After-combustion capture involves separating CO₂from the other elements in flue gases (water vapor, nitrogen, etc.). The technology involved is well-known but remains expensive at around 50 to 70 euros per metric ton of CO₂. New, cost-effective processes must, therefore, be developed. IFP is exploring several avenues.

Adaptation of natural gas deacidification processes to the capture of CO₂
Capture through oxycombustion
Chemical looping combustion (ou CLC)
Syngas technologies
CO₂ Transport

Solvents: adaptation of natural gas deacidification processes to the capture of CO₂

The CASTOR project, coordinated by IFP, has yielded several key results. These include the construction of a CO₂capture pilot on the site of the power plant at Ejberg in Denmark and operated by Dong Energy. Several solvents have been tested in real conditions on this pilot. These tests have demonstrated the feasibility of capturing CO₂in flue gases, but the costs of capture still remain high.

IFP is developing various processes for capturing CO₂emitted by the power plants:

A first process uses standard solvents but has been optimized. The work has focused particularly on improvement of the additives to minimize corrosion and degradation of the solvent by the oxygen contained in the flue gases.
In addition, IFP is developing innovative processes which will make it possible to effectively reduce the cost of CO₂capture to 20 €/metric ton. One example is the use of solvents which, after having reacted with the CO₂, generate two phases, one being the result of the chemical reaction between the solvent and the CO2, the other being the solvent which did not react. This makes it possible to significantly reduce the energy needed to regenerate the solvent and, consequently, the cost of CO₂capture.

IFP is also developing other technologies designed to further reduce the costs of capture. These include the development of contactors to increase the exchange surfaces between flue gases and the liquid solvent, but also the use of innovative technologies to cut the energy costs of compressing CO₂at 110 bar.

Oxycombustion

IFP is also studying alternative capture solutions for new industrial facilities that can incorporate the necessary technical modules during construction. The goal here is to concentrate CO₂in flue gases, thereby facilitating its capture.

Oxycombustion (combustion with oxygen) is an alternative capture method which results in flue gases with a 90% CO₂ concentration.

Chemical Looping Combustion (CLC)

This process, which is similar to oxycombustion, converts hydrocarbon fuel directly into CO₂and H₂O so as to avoid the additional costs associated with separating oxygen from air at an earlier stage. The oxygen is supplied via a metal oxide, which is alternately oxidized by air and reduced by the fuel.

IFP participates in the European ENCAP project, which is coordinated by Vattenfall, a Swedish energy company. The other main partners in the project are Alstom, Siemens, SINTEF, TNO and Chalmers University in Sweden.

The project has two objectives:
- to adapt the CLC process so it can be used with coal on a circulating fluidized bed,
- to develop reactors that allow CLC to be applied to combined-cycle gas turbines.
-=-=-=-=-
● Directive 1
Repeat the records from their first line through the line that contains "colorbar-tick-label: 3 xyxy=(637,41,646,57)", keeping both of those lines.

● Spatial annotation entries
-=-=-=-=-
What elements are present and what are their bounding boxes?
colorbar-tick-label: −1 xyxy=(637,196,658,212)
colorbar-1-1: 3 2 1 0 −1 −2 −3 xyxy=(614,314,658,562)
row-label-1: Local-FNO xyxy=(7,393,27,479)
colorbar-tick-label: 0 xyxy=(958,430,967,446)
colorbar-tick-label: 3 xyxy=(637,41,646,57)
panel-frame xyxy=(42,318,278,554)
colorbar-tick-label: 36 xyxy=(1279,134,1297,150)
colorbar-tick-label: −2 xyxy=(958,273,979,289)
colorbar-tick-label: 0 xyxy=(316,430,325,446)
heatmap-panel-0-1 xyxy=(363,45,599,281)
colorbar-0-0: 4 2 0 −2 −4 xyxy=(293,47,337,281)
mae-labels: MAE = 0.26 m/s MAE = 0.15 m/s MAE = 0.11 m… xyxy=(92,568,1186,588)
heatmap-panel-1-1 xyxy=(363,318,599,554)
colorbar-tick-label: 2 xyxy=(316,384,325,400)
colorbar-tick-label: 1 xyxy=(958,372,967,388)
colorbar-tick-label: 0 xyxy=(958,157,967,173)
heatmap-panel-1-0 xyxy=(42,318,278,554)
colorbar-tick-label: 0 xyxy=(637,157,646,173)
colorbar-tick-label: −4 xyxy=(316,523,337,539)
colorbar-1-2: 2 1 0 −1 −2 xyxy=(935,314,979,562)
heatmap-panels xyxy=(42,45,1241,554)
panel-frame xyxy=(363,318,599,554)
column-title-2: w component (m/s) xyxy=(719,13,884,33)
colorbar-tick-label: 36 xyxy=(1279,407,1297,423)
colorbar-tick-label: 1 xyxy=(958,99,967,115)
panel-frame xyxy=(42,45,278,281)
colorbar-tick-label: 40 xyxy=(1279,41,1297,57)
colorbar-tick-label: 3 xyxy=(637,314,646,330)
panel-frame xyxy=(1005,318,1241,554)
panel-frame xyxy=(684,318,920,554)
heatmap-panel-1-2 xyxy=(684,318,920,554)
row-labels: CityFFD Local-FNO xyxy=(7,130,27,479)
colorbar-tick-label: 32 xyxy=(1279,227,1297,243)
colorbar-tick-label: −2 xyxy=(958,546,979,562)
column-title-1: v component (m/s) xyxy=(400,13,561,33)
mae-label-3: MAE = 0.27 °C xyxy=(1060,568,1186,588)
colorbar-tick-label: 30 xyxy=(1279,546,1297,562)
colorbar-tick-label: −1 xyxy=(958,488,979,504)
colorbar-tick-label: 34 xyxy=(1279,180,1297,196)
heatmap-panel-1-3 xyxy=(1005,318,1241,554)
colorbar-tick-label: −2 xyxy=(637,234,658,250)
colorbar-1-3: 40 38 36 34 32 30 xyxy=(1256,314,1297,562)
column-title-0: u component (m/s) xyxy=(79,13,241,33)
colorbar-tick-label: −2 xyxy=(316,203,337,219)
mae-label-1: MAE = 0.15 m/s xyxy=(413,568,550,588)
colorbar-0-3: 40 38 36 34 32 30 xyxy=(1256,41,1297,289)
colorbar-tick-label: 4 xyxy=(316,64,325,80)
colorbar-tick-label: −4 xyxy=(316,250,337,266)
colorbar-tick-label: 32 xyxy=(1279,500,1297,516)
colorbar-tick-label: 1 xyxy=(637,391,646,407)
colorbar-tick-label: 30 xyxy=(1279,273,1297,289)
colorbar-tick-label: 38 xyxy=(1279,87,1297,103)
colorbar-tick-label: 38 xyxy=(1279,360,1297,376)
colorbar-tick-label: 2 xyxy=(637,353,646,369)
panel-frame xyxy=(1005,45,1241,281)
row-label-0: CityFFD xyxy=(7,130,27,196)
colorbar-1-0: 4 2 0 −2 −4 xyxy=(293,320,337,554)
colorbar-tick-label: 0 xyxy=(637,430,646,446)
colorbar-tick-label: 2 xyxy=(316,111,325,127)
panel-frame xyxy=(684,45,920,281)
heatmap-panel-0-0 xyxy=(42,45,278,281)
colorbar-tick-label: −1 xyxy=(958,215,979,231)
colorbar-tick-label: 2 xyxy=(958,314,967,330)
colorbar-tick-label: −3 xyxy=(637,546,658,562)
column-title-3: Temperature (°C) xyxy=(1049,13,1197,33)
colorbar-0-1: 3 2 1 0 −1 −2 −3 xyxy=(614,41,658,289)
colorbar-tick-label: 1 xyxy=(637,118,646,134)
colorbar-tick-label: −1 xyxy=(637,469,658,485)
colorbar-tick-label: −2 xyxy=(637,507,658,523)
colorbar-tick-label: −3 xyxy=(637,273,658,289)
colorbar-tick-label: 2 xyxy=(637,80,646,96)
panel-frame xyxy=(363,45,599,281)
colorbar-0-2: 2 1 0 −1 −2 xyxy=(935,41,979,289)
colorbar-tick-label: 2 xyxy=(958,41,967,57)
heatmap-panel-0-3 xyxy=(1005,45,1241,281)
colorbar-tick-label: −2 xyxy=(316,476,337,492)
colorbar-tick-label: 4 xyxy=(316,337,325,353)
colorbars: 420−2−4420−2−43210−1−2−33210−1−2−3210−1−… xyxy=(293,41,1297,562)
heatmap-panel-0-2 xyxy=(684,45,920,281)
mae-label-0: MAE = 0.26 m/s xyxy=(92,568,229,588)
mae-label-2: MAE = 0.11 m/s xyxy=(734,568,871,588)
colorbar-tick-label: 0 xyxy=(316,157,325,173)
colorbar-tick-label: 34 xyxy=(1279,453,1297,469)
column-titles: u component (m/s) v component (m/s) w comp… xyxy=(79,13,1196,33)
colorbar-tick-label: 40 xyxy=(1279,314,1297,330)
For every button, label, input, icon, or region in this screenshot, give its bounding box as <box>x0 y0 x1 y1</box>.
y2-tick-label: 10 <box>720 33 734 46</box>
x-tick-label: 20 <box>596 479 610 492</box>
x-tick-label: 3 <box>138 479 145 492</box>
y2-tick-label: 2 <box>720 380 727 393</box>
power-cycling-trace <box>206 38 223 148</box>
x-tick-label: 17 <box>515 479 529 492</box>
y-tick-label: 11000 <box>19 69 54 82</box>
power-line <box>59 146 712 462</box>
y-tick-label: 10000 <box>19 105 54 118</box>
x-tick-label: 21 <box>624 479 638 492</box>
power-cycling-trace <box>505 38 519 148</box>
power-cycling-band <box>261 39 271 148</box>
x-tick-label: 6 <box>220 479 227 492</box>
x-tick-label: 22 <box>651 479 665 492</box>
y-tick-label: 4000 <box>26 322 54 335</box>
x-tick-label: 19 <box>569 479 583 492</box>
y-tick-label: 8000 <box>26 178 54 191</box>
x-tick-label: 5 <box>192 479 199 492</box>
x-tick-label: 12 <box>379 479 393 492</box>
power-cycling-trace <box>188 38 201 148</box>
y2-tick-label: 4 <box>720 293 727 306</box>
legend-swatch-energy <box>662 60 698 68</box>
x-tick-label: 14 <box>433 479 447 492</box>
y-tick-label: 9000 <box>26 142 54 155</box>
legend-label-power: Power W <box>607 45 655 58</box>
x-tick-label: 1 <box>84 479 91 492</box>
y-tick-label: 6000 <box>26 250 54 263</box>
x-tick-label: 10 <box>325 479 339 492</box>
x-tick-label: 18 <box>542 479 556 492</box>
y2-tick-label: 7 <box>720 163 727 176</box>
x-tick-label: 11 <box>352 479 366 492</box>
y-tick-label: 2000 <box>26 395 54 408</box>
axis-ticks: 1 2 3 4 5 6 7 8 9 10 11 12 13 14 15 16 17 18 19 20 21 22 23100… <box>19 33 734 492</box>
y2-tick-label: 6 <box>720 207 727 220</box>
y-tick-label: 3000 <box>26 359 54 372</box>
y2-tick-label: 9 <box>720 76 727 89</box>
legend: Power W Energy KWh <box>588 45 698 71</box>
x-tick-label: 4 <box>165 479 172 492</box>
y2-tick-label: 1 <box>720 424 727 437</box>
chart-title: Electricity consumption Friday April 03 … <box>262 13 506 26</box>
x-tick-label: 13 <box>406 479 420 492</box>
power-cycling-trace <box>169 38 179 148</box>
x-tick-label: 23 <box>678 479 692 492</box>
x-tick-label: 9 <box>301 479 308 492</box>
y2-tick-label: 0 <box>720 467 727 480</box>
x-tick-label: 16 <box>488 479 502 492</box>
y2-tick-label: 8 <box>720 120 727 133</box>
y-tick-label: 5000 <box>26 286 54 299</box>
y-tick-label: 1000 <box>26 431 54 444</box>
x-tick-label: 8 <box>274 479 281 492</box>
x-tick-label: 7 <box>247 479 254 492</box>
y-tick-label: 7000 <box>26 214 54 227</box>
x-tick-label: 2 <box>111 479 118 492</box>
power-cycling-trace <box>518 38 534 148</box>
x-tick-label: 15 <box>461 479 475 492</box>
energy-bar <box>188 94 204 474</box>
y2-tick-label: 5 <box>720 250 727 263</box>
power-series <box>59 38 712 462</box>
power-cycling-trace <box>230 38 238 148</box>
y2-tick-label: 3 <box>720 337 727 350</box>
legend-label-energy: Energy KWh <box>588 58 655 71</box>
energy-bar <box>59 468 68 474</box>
-=-=-=-=-
● Directive 2
According to the text on CO₂ capture, what does the well-known after-combustion capture technology cost?

● Reply 1
What elements are present and what are their bounding boxes?
colorbar-tick-label: −1 xyxy=(637,196,658,212)
colorbar-1-1: 3 2 1 0 −1 −2 −3 xyxy=(614,314,658,562)
row-label-1: Local-FNO xyxy=(7,393,27,479)
colorbar-tick-label: 0 xyxy=(958,430,967,446)
colorbar-tick-label: 3 xyxy=(637,41,646,57)

● Reply 2
Around 50 to 70 euros per metric ton of CO₂.